#### Data listing

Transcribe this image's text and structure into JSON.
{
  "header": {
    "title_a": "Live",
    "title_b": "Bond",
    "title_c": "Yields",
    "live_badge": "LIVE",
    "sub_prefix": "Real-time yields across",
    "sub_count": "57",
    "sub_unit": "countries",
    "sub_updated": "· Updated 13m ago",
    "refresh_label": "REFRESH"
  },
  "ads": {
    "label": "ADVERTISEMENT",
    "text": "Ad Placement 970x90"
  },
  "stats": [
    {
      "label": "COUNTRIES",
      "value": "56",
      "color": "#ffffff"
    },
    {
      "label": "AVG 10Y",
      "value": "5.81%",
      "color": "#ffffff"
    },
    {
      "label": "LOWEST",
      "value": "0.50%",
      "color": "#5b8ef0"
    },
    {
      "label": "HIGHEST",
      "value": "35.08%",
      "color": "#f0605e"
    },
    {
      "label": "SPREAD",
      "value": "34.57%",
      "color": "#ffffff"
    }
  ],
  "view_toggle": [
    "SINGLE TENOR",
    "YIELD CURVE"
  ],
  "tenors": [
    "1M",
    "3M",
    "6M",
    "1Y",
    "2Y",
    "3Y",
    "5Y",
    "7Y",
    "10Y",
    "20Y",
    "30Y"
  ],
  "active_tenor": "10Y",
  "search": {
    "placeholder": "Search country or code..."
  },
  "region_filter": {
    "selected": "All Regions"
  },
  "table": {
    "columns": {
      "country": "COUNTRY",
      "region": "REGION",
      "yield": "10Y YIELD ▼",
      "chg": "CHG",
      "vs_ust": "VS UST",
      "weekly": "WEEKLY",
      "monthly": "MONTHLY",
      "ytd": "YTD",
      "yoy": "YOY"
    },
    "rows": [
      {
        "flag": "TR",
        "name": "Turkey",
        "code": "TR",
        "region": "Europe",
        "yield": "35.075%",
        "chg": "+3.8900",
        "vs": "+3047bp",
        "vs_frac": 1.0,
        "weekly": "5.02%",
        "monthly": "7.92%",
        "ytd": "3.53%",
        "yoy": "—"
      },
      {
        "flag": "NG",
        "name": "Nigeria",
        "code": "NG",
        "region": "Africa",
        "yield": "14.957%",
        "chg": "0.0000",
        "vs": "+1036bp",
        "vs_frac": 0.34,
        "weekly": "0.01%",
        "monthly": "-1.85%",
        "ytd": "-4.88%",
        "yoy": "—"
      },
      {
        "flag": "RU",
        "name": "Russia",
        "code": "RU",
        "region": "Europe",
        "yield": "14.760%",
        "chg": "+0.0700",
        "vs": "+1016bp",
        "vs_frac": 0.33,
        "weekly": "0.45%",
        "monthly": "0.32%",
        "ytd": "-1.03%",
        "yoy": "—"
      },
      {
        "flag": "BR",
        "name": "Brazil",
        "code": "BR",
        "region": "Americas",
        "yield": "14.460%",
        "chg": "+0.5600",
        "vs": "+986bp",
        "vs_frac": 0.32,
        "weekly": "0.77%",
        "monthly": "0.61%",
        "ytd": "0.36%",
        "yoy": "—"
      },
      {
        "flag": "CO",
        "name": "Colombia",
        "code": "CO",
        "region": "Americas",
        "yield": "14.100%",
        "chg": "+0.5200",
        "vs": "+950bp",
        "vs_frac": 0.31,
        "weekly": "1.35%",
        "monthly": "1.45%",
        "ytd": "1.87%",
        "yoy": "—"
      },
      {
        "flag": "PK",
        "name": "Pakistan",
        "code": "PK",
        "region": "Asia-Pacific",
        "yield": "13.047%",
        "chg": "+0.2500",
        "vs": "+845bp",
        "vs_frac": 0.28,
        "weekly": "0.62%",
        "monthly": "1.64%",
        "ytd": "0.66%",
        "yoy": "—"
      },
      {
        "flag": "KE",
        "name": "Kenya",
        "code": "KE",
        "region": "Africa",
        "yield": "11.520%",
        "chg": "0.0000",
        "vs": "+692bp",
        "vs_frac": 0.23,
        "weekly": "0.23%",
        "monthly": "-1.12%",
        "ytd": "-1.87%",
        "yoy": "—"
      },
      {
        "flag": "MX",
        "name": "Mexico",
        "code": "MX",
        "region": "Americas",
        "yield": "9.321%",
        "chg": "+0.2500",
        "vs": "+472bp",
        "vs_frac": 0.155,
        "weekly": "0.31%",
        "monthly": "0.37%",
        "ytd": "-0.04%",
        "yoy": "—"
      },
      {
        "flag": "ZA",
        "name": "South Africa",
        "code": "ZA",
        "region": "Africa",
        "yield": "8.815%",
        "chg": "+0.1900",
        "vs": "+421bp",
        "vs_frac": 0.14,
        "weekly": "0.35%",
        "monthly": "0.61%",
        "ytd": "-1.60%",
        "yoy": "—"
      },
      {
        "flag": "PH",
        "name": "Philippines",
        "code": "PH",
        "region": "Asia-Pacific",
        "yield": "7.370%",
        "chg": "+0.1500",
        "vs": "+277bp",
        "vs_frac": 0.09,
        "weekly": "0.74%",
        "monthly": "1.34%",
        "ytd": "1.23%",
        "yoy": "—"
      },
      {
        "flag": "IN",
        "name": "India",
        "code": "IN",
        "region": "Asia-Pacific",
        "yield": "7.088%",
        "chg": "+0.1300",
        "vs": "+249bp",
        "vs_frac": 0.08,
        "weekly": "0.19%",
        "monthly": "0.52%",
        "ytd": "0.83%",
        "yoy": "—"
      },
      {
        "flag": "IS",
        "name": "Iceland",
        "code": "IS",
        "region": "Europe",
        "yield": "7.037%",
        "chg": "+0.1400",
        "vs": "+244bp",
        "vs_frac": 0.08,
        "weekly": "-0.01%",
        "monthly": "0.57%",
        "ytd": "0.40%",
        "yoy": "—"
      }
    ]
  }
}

########
#### Data listing

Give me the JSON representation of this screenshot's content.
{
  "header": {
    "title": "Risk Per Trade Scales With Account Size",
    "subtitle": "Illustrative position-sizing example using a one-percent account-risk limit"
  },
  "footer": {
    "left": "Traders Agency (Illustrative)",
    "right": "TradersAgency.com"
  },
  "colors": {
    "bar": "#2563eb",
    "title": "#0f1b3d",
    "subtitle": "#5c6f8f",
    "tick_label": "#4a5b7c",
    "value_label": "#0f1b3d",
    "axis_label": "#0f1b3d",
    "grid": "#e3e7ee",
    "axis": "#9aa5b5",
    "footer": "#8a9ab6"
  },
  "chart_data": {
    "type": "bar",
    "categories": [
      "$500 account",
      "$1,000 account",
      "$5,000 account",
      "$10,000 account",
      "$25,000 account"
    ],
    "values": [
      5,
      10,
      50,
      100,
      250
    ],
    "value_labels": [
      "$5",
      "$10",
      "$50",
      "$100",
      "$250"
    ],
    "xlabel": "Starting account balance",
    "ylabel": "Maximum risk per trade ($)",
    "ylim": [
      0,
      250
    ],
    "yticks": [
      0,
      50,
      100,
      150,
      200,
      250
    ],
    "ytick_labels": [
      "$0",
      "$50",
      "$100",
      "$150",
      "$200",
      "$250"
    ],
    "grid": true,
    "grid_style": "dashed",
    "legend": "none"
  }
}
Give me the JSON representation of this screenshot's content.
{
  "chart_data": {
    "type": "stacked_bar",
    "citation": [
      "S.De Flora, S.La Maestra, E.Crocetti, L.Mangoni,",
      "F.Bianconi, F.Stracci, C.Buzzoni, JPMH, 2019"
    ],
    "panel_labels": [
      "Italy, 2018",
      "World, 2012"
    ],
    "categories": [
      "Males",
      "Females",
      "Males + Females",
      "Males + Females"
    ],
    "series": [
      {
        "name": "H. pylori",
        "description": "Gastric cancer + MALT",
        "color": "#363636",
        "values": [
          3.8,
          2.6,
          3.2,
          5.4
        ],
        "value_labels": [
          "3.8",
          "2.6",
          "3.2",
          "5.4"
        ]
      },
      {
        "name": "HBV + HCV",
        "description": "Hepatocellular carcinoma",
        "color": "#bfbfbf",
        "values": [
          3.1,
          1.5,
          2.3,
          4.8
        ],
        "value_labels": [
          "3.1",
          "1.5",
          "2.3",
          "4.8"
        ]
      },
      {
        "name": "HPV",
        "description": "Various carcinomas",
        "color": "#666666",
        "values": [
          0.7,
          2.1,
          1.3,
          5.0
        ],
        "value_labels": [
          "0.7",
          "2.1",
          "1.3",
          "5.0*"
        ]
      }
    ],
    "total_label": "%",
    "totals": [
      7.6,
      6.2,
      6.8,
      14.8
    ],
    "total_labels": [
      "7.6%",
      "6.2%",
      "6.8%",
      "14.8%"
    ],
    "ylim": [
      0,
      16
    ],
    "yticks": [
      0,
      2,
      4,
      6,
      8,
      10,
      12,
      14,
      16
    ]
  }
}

########

**Do this**
From the records above, pull out each line that has "flag".

**Written reply**
        "flag": "TR",
        "flag": "NG",
        "flag": "RU",
        "flag": "BR",
        "flag": "CO",
        "flag": "PK",
        "flag": "KE",
        "flag": "MX",
        "flag": "ZA",
        "flag": "PH",
        "flag": "IN",
        "flag": "IS",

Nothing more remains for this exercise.